━━ Records supplied ━━
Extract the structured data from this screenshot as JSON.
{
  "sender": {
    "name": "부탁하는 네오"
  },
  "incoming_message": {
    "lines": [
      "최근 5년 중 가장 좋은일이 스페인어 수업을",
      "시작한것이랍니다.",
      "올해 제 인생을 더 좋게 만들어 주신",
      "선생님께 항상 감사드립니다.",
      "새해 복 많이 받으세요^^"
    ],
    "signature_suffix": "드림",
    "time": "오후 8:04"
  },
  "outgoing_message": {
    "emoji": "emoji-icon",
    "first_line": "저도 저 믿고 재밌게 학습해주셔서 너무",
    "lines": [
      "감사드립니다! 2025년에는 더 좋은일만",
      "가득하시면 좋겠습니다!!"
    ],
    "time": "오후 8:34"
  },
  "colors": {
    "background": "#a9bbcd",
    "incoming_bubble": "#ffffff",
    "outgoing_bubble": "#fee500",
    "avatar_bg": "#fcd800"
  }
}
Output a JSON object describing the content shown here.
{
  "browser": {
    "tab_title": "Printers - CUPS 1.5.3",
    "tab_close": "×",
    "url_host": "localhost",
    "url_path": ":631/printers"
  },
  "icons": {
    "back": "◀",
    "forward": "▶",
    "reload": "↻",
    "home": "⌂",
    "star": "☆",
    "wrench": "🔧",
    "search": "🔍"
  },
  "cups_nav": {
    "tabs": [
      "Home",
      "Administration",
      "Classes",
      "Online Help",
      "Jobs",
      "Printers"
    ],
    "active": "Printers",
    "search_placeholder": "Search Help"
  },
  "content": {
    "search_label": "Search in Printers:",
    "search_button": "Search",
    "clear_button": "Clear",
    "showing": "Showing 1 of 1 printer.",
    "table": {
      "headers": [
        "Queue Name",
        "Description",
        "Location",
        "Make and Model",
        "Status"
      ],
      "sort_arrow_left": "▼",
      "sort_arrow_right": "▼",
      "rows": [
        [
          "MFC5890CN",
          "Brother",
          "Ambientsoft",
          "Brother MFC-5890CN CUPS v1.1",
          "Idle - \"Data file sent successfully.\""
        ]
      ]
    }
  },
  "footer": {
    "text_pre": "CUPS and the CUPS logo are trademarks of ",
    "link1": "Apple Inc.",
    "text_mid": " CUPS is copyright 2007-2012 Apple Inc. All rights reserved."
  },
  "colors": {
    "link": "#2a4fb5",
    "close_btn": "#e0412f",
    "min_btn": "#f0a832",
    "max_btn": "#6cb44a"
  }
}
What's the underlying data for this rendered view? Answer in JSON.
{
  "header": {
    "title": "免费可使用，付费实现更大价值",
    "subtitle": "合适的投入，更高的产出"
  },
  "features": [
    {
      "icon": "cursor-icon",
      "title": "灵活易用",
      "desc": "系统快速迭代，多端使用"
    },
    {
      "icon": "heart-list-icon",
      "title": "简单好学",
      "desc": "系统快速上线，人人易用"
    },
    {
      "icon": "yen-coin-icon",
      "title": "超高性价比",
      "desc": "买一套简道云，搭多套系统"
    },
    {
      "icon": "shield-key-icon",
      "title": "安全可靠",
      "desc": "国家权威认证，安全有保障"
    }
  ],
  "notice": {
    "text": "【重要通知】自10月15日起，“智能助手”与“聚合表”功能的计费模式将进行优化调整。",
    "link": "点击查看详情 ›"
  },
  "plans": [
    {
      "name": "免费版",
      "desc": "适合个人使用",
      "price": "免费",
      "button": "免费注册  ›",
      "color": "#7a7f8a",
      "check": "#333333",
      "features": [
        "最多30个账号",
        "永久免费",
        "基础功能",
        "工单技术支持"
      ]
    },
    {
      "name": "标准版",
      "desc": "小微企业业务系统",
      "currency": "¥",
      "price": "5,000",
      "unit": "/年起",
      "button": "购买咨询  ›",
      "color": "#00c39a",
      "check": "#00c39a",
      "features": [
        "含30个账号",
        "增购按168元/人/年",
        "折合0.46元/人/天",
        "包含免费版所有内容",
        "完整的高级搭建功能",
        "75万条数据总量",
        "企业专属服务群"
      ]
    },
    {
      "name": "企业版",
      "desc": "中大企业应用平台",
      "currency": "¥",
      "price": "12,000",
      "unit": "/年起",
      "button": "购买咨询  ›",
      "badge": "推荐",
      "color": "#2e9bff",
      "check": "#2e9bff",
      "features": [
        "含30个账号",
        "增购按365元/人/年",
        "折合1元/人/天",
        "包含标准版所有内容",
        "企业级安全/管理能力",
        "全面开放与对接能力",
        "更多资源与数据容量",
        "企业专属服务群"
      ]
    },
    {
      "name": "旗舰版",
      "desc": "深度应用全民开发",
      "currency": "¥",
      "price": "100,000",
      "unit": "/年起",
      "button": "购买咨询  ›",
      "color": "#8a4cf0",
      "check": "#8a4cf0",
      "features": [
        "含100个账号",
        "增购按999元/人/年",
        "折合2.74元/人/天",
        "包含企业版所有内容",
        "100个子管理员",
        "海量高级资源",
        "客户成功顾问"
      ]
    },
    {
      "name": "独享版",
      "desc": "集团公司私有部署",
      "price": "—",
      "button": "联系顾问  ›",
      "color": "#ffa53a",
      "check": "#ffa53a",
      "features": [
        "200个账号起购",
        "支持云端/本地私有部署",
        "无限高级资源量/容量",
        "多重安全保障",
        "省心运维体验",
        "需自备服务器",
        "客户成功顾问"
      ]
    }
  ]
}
━━━
● Work required
Produce an exact copy of every entry above.

● Result below
Extract the structured data from this screenshot as JSON.
{
  "sender": {
    "name": "부탁하는 네오"
  },
  "incoming_message": {
    "lines": [
      "최근 5년 중 가장 좋은일이 스페인어 수업을",
      "시작한것이랍니다.",
      "올해 제 인생을 더 좋게 만들어 주신",
      "선생님께 항상 감사드립니다.",
      "새해 복 많이 받으세요^^"
    ],
    "signature_suffix": "드림",
    "time": "오후 8:04"
  },
  "outgoing_message": {
    "emoji": "emoji-icon",
    "first_line": "저도 저 믿고 재밌게 학습해주셔서 너무",
    "lines": [
      "감사드립니다! 2025년에는 더 좋은일만",
      "가득하시면 좋겠습니다!!"
    ],
    "time": "오후 8:34"
  },
  "colors": {
    "background": "#a9bbcd",
    "incoming_bubble": "#ffffff",
    "outgoing_bubble": "#fee500",
    "avatar_bg": "#fcd800"
  }
}
Output a JSON object describing the content shown here.
{
  "browser": {
    "tab_title": "Printers - CUPS 1.5.3",
    "tab_close": "×",
    "url_host": "localhost",
    "url_path": ":631/printers"
  },
  "icons": {
    "back": "◀",
    "forward": "▶",
    "reload": "↻",
    "home": "⌂",
    "star": "☆",
    "wrench": "🔧",
    "search": "🔍"
  },
  "cups_nav": {
    "tabs": [
      "Home",
      "Administration",
      "Classes",
      "Online Help",
      "Jobs",
      "Printers"
    ],
    "active": "Printers",
    "search_placeholder": "Search Help"
  },
  "content": {
    "search_label": "Search in Printers:",
    "search_button": "Search",
    "clear_button": "Clear",
    "showing": "Showing 1 of 1 printer.",
    "table": {
      "headers": [
        "Queue Name",
        "Description",
        "Location",
        "Make and Model",
        "Status"
      ],
      "sort_arrow_left": "▼",
      "sort_arrow_right": "▼",
      "rows": [
        [
          "MFC5890CN",
          "Brother",
          "Ambientsoft",
          "Brother MFC-5890CN CUPS v1.1",
          "Idle - \"Data file sent successfully.\""
        ]
      ]
    }
  },
  "footer": {
    "text_pre": "CUPS and the CUPS logo are trademarks of ",
    "link1": "Apple Inc.",
    "text_mid": " CUPS is copyright 2007-2012 Apple Inc. All rights reserved."
  },
  "colors": {
    "link": "#2a4fb5",
    "close_btn": "#e0412f",
    "min_btn": "#f0a832",
    "max_btn": "#6cb44a"
  }
}
What's the underlying data for this rendered view? Answer in JSON.
{
  "header": {
    "title": "免费可使用，付费实现更大价值",
    "subtitle": "合适的投入，更高的产出"
  },
  "features": [
    {
      "icon": "cursor-icon",
      "title": "灵活易用",
      "desc": "系统快速迭代，多端使用"
    },
    {
      "icon": "heart-list-icon",
      "title": "简单好学",
      "desc": "系统快速上线，人人易用"
    },
    {
      "icon": "yen-coin-icon",
      "title": "超高性价比",
      "desc": "买一套简道云，搭多套系统"
    },
    {
      "icon": "shield-key-icon",
      "title": "安全可靠",
      "desc": "国家权威认证，安全有保障"
    }
  ],
  "notice": {
    "text": "【重要通知】自10月15日起，“智能助手”与“聚合表”功能的计费模式将进行优化调整。",
    "link": "点击查看详情 ›"
  },
  "plans": [
    {
      "name": "免费版",
      "desc": "适合个人使用",
      "price": "免费",
      "button": "免费注册  ›",
      "color": "#7a7f8a",
      "check": "#333333",
      "features": [
        "最多30个账号",
        "永久免费",
        "基础功能",
        "工单技术支持"
      ]
    },
    {
      "name": "标准版",
      "desc": "小微企业业务系统",
      "currency": "¥",
      "price": "5,000",
      "unit": "/年起",
      "button": "购买咨询  ›",
      "color": "#00c39a",
      "check": "#00c39a",
      "features": [
        "含30个账号",
        "增购按168元/人/年",
        "折合0.46元/人/天",
        "包含免费版所有内容",
        "完整的高级搭建功能",
        "75万条数据总量",
        "企业专属服务群"
      ]
    },
    {
      "name": "企业版",
      "desc": "中大企业应用平台",
      "currency": "¥",
      "price": "12,000",
      "unit": "/年起",
      "button": "购买咨询  ›",
      "badge": "推荐",
      "color": "#2e9bff",
      "check": "#2e9bff",
      "features": [
        "含30个账号",
        "增购按365元/人/年",
        "折合1元/人/天",
        "包含标准版所有内容",
        "企业级安全/管理能力",
        "全面开放与对接能力",
        "更多资源与数据容量",
        "企业专属服务群"
      ]
    },
    {
      "name": "旗舰版",
      "desc": "深度应用全民开发",
      "currency": "¥",
      "price": "100,000",
      "unit": "/年起",
      "button": "购买咨询  ›",
      "color": "#8a4cf0",
      "check": "#8a4cf0",
      "features": [
        "含100个账号",
        "增购按999元/人/年",
        "折合2.74元/人/天",
        "包含企业版所有内容",
        "100个子管理员",
        "海量高级资源",
        "客户成功顾问"
      ]
    },
    {
      "name": "独享版",
      "desc": "集团公司私有部署",
      "price": "—",
      "button": "联系顾问  ›",
      "color": "#ffa53a",
      "check": "#ffa53a",
      "features": [
        "200个账号起购",
        "支持云端/本地私有部署",
        "无限高级资源量/容量",
        "多重安全保障",
        "省心运维体验",
        "需自备服务器",
        "客户成功顾问"
      ]
    }
  ]
}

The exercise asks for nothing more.